- **REQUIREMENTS**
Output all the data exactly. Pictures do not belong in the copy.

-- begin TASK INPUT --

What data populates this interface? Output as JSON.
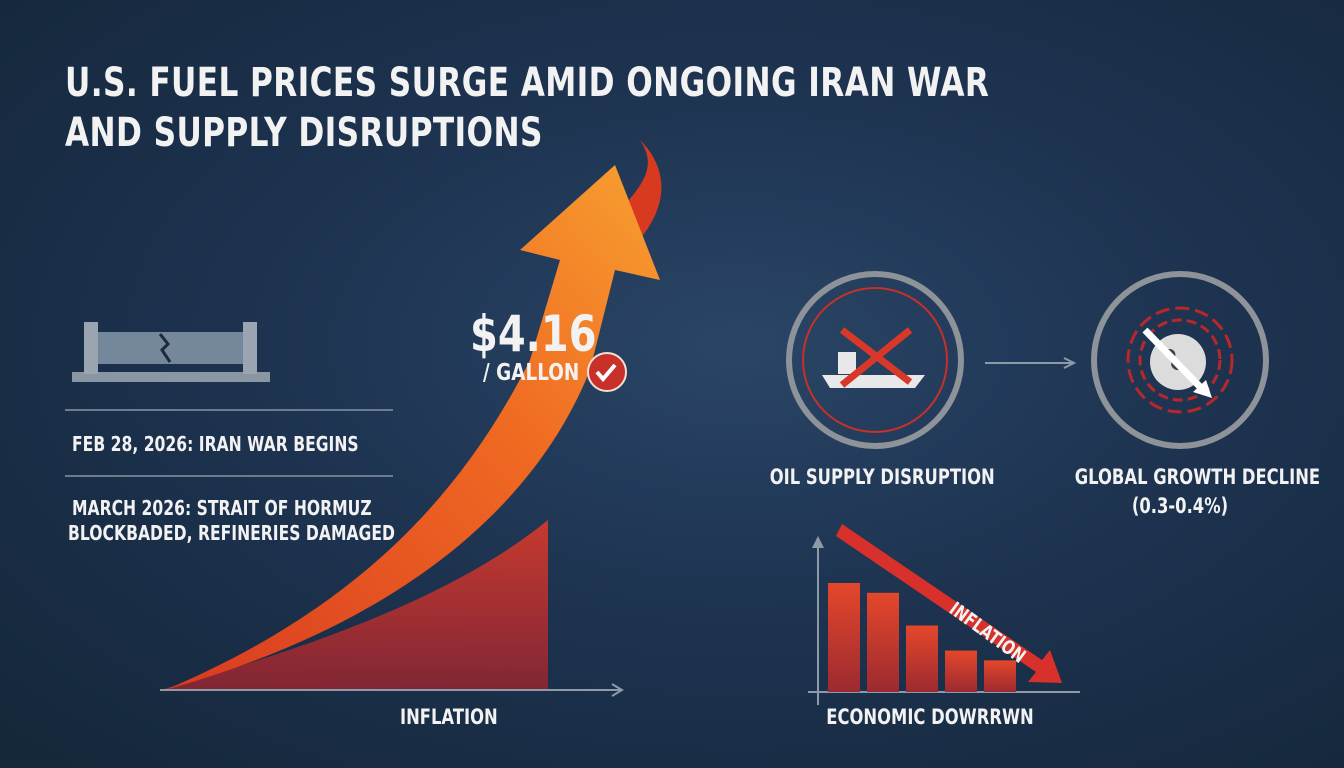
{
  "title": {
    "line1": "U.S. FUEL PRICES SURGE AMID ONGOING IRAN WAR",
    "line2": "AND SUPPLY DISRUPTIONS"
  },
  "price": {
    "value": "$4.16",
    "unit": "/ GALLON"
  },
  "timeline": [
    {
      "text": "FEB 28, 2026: IRAN WAR BEGINS"
    },
    {
      "line1": "MARCH 2026: STRAIT OF HORMUZ",
      "line2": "BLOCKBADED, REFINERIES DAMAGED"
    }
  ],
  "left_chart": {
    "xlabel": "INFLATION"
  },
  "impacts": {
    "oil": {
      "label": "OIL SUPPLY DISRUPTION"
    },
    "growth": {
      "label": "GLOBAL GROWTH DECLINE",
      "sub": "(0.3-0.4%)"
    }
  },
  "right_chart": {
    "arrow_label": "INFLATION",
    "xlabel": "ECONOMIC DOWRRWN",
    "relative_bars": [
      1.0,
      0.91,
      0.61,
      0.38,
      0.29
    ]
  },
  "colors": {
    "background": "#1d3350",
    "accent_orange": "#f07a22",
    "accent_red": "#d8382a",
    "text": "#f2f2f2"
  },
  "icons": [
    "broken-barrier-icon",
    "blocked-tanker-icon",
    "globe-decline-icon",
    "checkmark-badge-icon"
  ]
}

-- end TASK INPUT --

- **ANSWER**
What data populates this interface? Output as JSON.
{
  "title": {
    "line1": "U.S. FUEL PRICES SURGE AMID ONGOING IRAN WAR",
    "line2": "AND SUPPLY DISRUPTIONS"
  },
  "price": {
    "value": "$4.16",
    "unit": "/ GALLON"
  },
  "timeline": [
    {
      "text": "FEB 28, 2026: IRAN WAR BEGINS"
    },
    {
      "line1": "MARCH 2026: STRAIT OF HORMUZ",
      "line2": "BLOCKBADED, REFINERIES DAMAGED"
    }
  ],
  "left_chart": {
    "xlabel": "INFLATION"
  },
  "impacts": {
    "oil": {
      "label": "OIL SUPPLY DISRUPTION"
    },
    "growth": {
      "label": "GLOBAL GROWTH DECLINE",
      "sub": "(0.3-0.4%)"
    }
  },
  "right_chart": {
    "arrow_label": "INFLATION",
    "xlabel": "ECONOMIC DOWRRWN",
    "relative_bars": [
      1.0,
      0.91,
      0.61,
      0.38,
      0.29
    ]
  },
  "colors": {
    "background": "#1d3350",
    "accent_orange": "#f07a22",
    "accent_red": "#d8382a",
    "text": "#f2f2f2"
  },
  "icons": [
    "broken-barrier-icon",
    "blocked-tanker-icon",
    "globe-decline-icon",
    "checkmark-badge-icon"
  ]
}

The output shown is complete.